:: Passage shown

Ankle strain

One thing that’s been bumming me out lately is that as my MOTUC figures age, their ankles get weaker (if they weren’t incredibly weak in the first place). I love ankle articulation, but if it’s going to have a hinge, it really needs detents (for ratcheting). I have Tri-Klops on a shelf over my desk just for fun, and getting him to stand up straight was a huge pain.

I find ball-and-socket ankles are often firmer, for whatever reason. Plus you can do the old clear nail polish trick if they’re not.

Comments now closed (18)

  • why is ankle articulation so damn hit or miss! i have figures on my desk that are strong and fine after years and others that are pretty new that will fall over if not leaning on somebody

      • My Big Red can really only achieve one post standing straight with him leaning forward all the way and his feet counter balancing those loose hips. Once you got him doing crouching poses it's all good though.

::::

* _Set exercise A_
From the post about figure ankles, copy the stretch from "One thing that’s" through "if they’re not." word for word.
* _Set exercise B_
According to the post about figure ankles, which figure sits on a shelf over the writer's desk?

:: Supplied information

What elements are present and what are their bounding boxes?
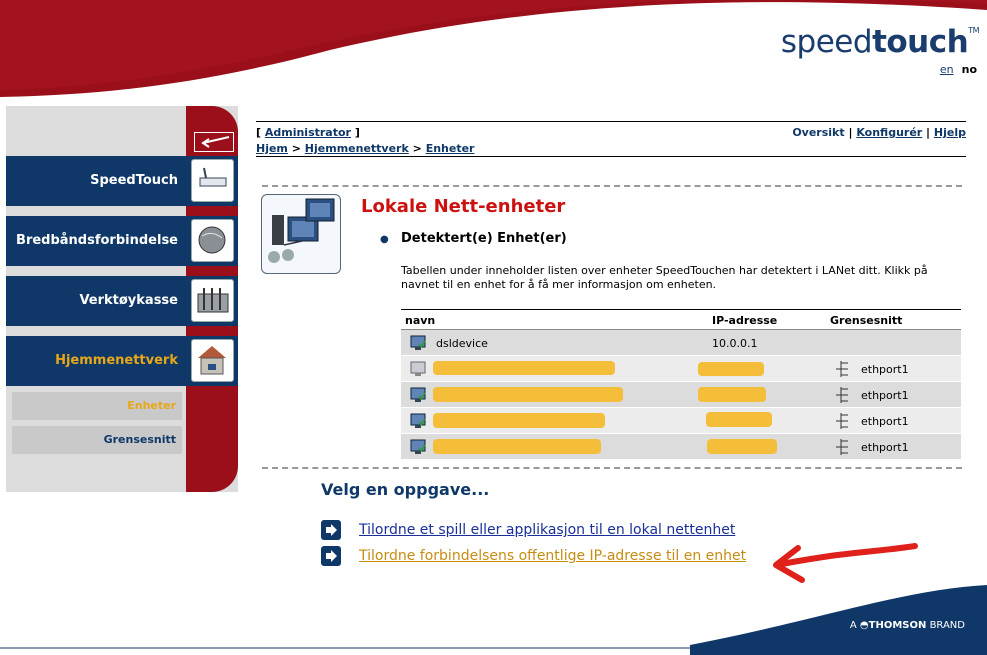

::::

* _Complete answer A_
One thing that’s been bumming me out lately is that as my MOTUC figures age, their ankles get weaker (if they weren’t incredibly weak in the first place). I love ankle articulation, but if it’s going to have a hinge, it really needs detents (for ratcheting). I have Tri-Klops on a shelf over my desk just for fun, and getting him to stand up straight was a huge pain.

I find ball-and-socket ankles are often firmer, for whatever reason. Plus you can do the old clear nail polish trick if they’re not.

* _Complete answer B_
Tri-Klops.